### Stated problem
Find every line below that contains the word "colorbar" and copy it out.

### Stored data
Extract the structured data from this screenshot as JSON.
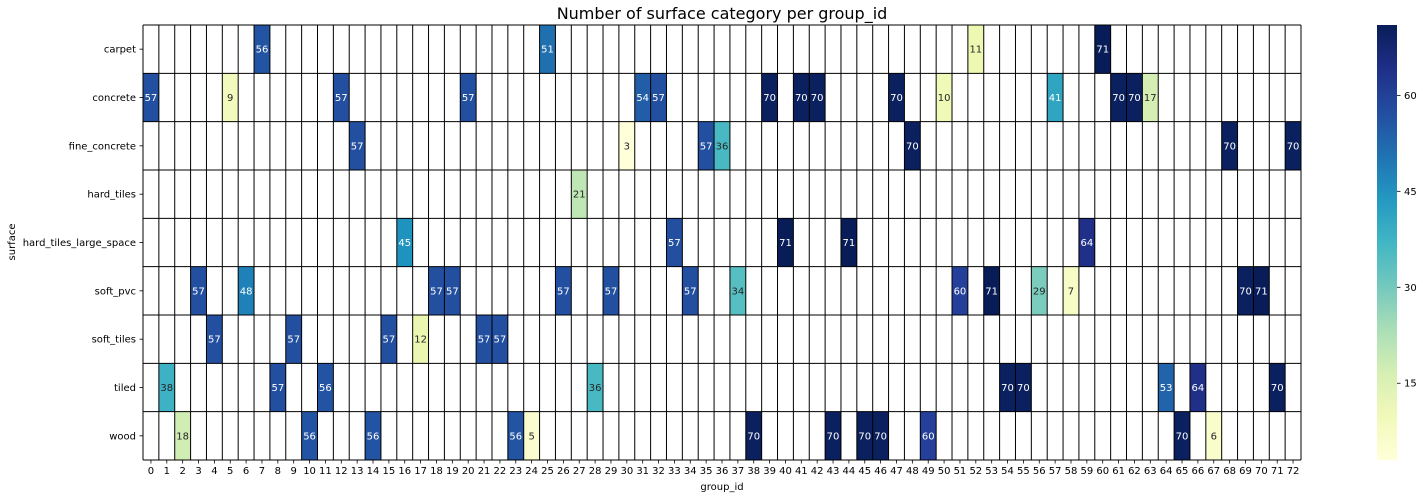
{
  "chart_data": {
    "type": "heatmap",
    "title": "Number of surface category per group_id",
    "xlabel": "group_id",
    "ylabel": "surface",
    "x": [
      "0",
      "1",
      "2",
      "3",
      "4",
      "5",
      "6",
      "7",
      "8",
      "9",
      "10",
      "11",
      "12",
      "13",
      "14",
      "15",
      "16",
      "17",
      "18",
      "19",
      "20",
      "21",
      "22",
      "23",
      "24",
      "25",
      "26",
      "27",
      "28",
      "29",
      "30",
      "31",
      "32",
      "33",
      "34",
      "35",
      "36",
      "37",
      "38",
      "39",
      "40",
      "41",
      "42",
      "43",
      "44",
      "45",
      "46",
      "47",
      "48",
      "49",
      "50",
      "51",
      "52",
      "53",
      "54",
      "55",
      "56",
      "57",
      "58",
      "59",
      "60",
      "61",
      "62",
      "63",
      "64",
      "65",
      "66",
      "67",
      "68",
      "69",
      "70",
      "71",
      "72"
    ],
    "y": [
      "carpet",
      "concrete",
      "fine_concrete",
      "hard_tiles",
      "hard_tiles_large_space",
      "soft_pvc",
      "soft_tiles",
      "tiled",
      "wood"
    ],
    "cells": [
      [
        "7",
        "carpet",
        56
      ],
      [
        "25",
        "carpet",
        51
      ],
      [
        "52",
        "carpet",
        11
      ],
      [
        "60",
        "carpet",
        71
      ],
      [
        "0",
        "concrete",
        57
      ],
      [
        "5",
        "concrete",
        9
      ],
      [
        "12",
        "concrete",
        57
      ],
      [
        "20",
        "concrete",
        57
      ],
      [
        "31",
        "concrete",
        54
      ],
      [
        "32",
        "concrete",
        57
      ],
      [
        "39",
        "concrete",
        70
      ],
      [
        "41",
        "concrete",
        70
      ],
      [
        "42",
        "concrete",
        70
      ],
      [
        "47",
        "concrete",
        70
      ],
      [
        "50",
        "concrete",
        10
      ],
      [
        "57",
        "concrete",
        41
      ],
      [
        "61",
        "concrete",
        70
      ],
      [
        "62",
        "concrete",
        70
      ],
      [
        "63",
        "concrete",
        17
      ],
      [
        "13",
        "fine_concrete",
        57
      ],
      [
        "30",
        "fine_concrete",
        3
      ],
      [
        "35",
        "fine_concrete",
        57
      ],
      [
        "36",
        "fine_concrete",
        36
      ],
      [
        "48",
        "fine_concrete",
        70
      ],
      [
        "68",
        "fine_concrete",
        70
      ],
      [
        "72",
        "fine_concrete",
        70
      ],
      [
        "27",
        "hard_tiles",
        21
      ],
      [
        "16",
        "hard_tiles_large_space",
        45
      ],
      [
        "33",
        "hard_tiles_large_space",
        57
      ],
      [
        "40",
        "hard_tiles_large_space",
        71
      ],
      [
        "44",
        "hard_tiles_large_space",
        71
      ],
      [
        "59",
        "hard_tiles_large_space",
        64
      ],
      [
        "3",
        "soft_pvc",
        57
      ],
      [
        "6",
        "soft_pvc",
        48
      ],
      [
        "18",
        "soft_pvc",
        57
      ],
      [
        "19",
        "soft_pvc",
        57
      ],
      [
        "26",
        "soft_pvc",
        57
      ],
      [
        "29",
        "soft_pvc",
        57
      ],
      [
        "34",
        "soft_pvc",
        57
      ],
      [
        "37",
        "soft_pvc",
        34
      ],
      [
        "51",
        "soft_pvc",
        60
      ],
      [
        "53",
        "soft_pvc",
        71
      ],
      [
        "56",
        "soft_pvc",
        29
      ],
      [
        "58",
        "soft_pvc",
        7
      ],
      [
        "69",
        "soft_pvc",
        70
      ],
      [
        "70",
        "soft_pvc",
        71
      ],
      [
        "4",
        "soft_tiles",
        57
      ],
      [
        "9",
        "soft_tiles",
        57
      ],
      [
        "15",
        "soft_tiles",
        57
      ],
      [
        "17",
        "soft_tiles",
        12
      ],
      [
        "21",
        "soft_tiles",
        57
      ],
      [
        "22",
        "soft_tiles",
        57
      ],
      [
        "1",
        "tiled",
        38
      ],
      [
        "8",
        "tiled",
        57
      ],
      [
        "11",
        "tiled",
        56
      ],
      [
        "28",
        "tiled",
        36
      ],
      [
        "54",
        "tiled",
        70
      ],
      [
        "55",
        "tiled",
        70
      ],
      [
        "64",
        "tiled",
        53
      ],
      [
        "66",
        "tiled",
        64
      ],
      [
        "71",
        "tiled",
        70
      ],
      [
        "2",
        "wood",
        18
      ],
      [
        "10",
        "wood",
        56
      ],
      [
        "14",
        "wood",
        56
      ],
      [
        "23",
        "wood",
        56
      ],
      [
        "24",
        "wood",
        5
      ],
      [
        "38",
        "wood",
        70
      ],
      [
        "43",
        "wood",
        70
      ],
      [
        "45",
        "wood",
        70
      ],
      [
        "46",
        "wood",
        70
      ],
      [
        "49",
        "wood",
        60
      ],
      [
        "65",
        "wood",
        70
      ],
      [
        "67",
        "wood",
        6
      ]
    ],
    "colorbar": {
      "min": 3,
      "max": 71,
      "ticks": [
        15,
        30,
        45,
        60
      ],
      "colormap": "YlGnBu"
    },
    "grid": true,
    "legend": "colorbar-right"
  }
}
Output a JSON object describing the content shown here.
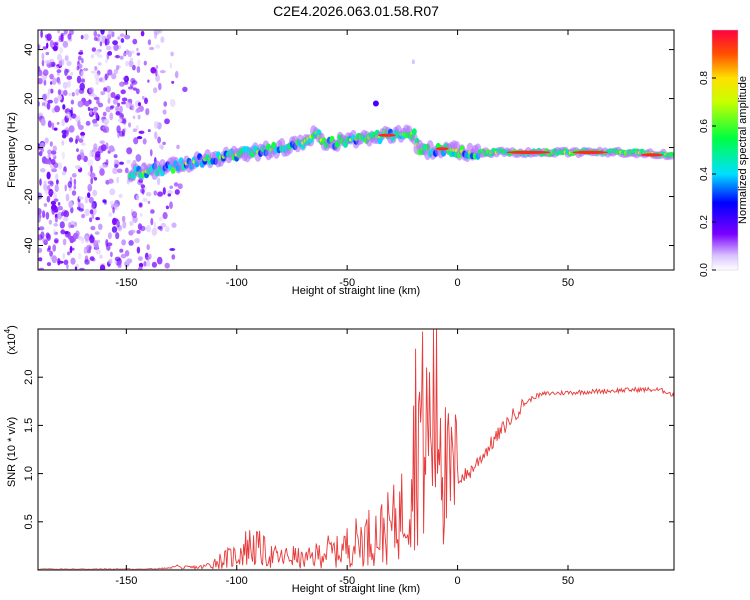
{
  "title": "C2E4.2026.063.01.58.R07",
  "colors": {
    "snr_line": "#e83a3a",
    "axis": "#000000",
    "background": "#ffffff"
  },
  "chart_data": [
    {
      "type": "heatmap",
      "name": "spectrogram",
      "xlabel": "Height of straight line (km)",
      "ylabel": "Frequency (Hz)",
      "xlim": [
        -190,
        98
      ],
      "ylim": [
        -50,
        48
      ],
      "xticks": [
        -150,
        -100,
        -50,
        0,
        50
      ],
      "xtick_labels": [
        "-150",
        "-100",
        "-50",
        "0",
        "50"
      ],
      "yticks": [
        -40,
        -20,
        0,
        20,
        40
      ],
      "ytick_labels": [
        "-40",
        "-20",
        "0",
        "20",
        "40"
      ],
      "ridge": [
        {
          "x": -148,
          "y": -11
        },
        {
          "x": -130,
          "y": -8
        },
        {
          "x": -115,
          "y": -5
        },
        {
          "x": -100,
          "y": -3
        },
        {
          "x": -85,
          "y": -1
        },
        {
          "x": -70,
          "y": 2
        },
        {
          "x": -64,
          "y": 6
        },
        {
          "x": -60,
          "y": 1
        },
        {
          "x": -50,
          "y": 3
        },
        {
          "x": -40,
          "y": 4
        },
        {
          "x": -30,
          "y": 5
        },
        {
          "x": -20,
          "y": 6
        },
        {
          "x": -18,
          "y": 0
        },
        {
          "x": -14,
          "y": -1
        },
        {
          "x": -5,
          "y": -0.5
        },
        {
          "x": 5,
          "y": -2
        },
        {
          "x": 20,
          "y": -2
        },
        {
          "x": 40,
          "y": -2
        },
        {
          "x": 60,
          "y": -2
        },
        {
          "x": 80,
          "y": -2
        },
        {
          "x": 98,
          "y": -3
        }
      ],
      "noise_region_x": [
        -190,
        -130
      ],
      "colorbar": {
        "label": "Normalized spectral amplitude",
        "ticks": [
          0.0,
          0.2,
          0.4,
          0.6,
          0.8
        ],
        "tick_labels": [
          "0.0",
          "0.2",
          "0.4",
          "0.6",
          "0.8"
        ],
        "range": [
          0,
          1
        ]
      }
    },
    {
      "type": "line",
      "name": "snr",
      "xlabel": "Height of straight line (km)",
      "ylabel": "SNR (10 * v/v)",
      "multiplier_label": "(x10",
      "multiplier_exp": "4",
      "multiplier_close": ")",
      "xlim": [
        -190,
        98
      ],
      "ylim": [
        0,
        2.5
      ],
      "xticks": [
        -150,
        -100,
        -50,
        0,
        50
      ],
      "xtick_labels": [
        "-150",
        "-100",
        "-50",
        "0",
        "50"
      ],
      "yticks": [
        0.5,
        1.0,
        1.5,
        2.0
      ],
      "ytick_labels": [
        "0.5",
        "1.0",
        "1.5",
        "2.0"
      ],
      "series": [
        {
          "name": "SNR",
          "color": "#e83a3a",
          "points": [
            [
              -190,
              0.01
            ],
            [
              -140,
              0.01
            ],
            [
              -130,
              0.02
            ],
            [
              -127,
              0.05
            ],
            [
              -125,
              0.02
            ],
            [
              -115,
              0.03
            ],
            [
              -110,
              0.08
            ],
            [
              -100,
              0.15
            ],
            [
              -95,
              0.25
            ],
            [
              -90,
              0.22
            ],
            [
              -85,
              0.15
            ],
            [
              -80,
              0.12
            ],
            [
              -75,
              0.15
            ],
            [
              -70,
              0.1
            ],
            [
              -65,
              0.14
            ],
            [
              -60,
              0.2
            ],
            [
              -55,
              0.18
            ],
            [
              -50,
              0.25
            ],
            [
              -45,
              0.3
            ],
            [
              -40,
              0.35
            ],
            [
              -35,
              0.38
            ],
            [
              -30,
              0.45
            ],
            [
              -25,
              0.6
            ],
            [
              -22,
              0.9
            ],
            [
              -20,
              1.2
            ],
            [
              -18,
              1.6
            ],
            [
              -15,
              1.3
            ],
            [
              -12,
              1.5
            ],
            [
              -10,
              1.8
            ],
            [
              -8,
              1.4
            ],
            [
              -5,
              0.9
            ],
            [
              0,
              0.95
            ],
            [
              5,
              1.0
            ],
            [
              10,
              1.15
            ],
            [
              15,
              1.3
            ],
            [
              20,
              1.45
            ],
            [
              25,
              1.6
            ],
            [
              30,
              1.72
            ],
            [
              35,
              1.8
            ],
            [
              40,
              1.83
            ],
            [
              50,
              1.84
            ],
            [
              60,
              1.85
            ],
            [
              70,
              1.86
            ],
            [
              80,
              1.87
            ],
            [
              90,
              1.87
            ],
            [
              95,
              1.85
            ],
            [
              98,
              1.8
            ]
          ]
        }
      ]
    }
  ]
}
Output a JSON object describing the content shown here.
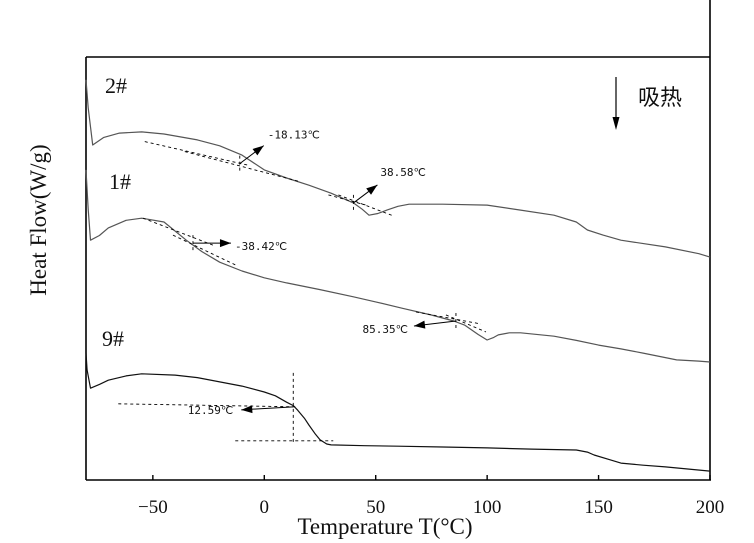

### Written solution
    "colorbar": {
    "legend": "colorbar-right"
      "colorbar": {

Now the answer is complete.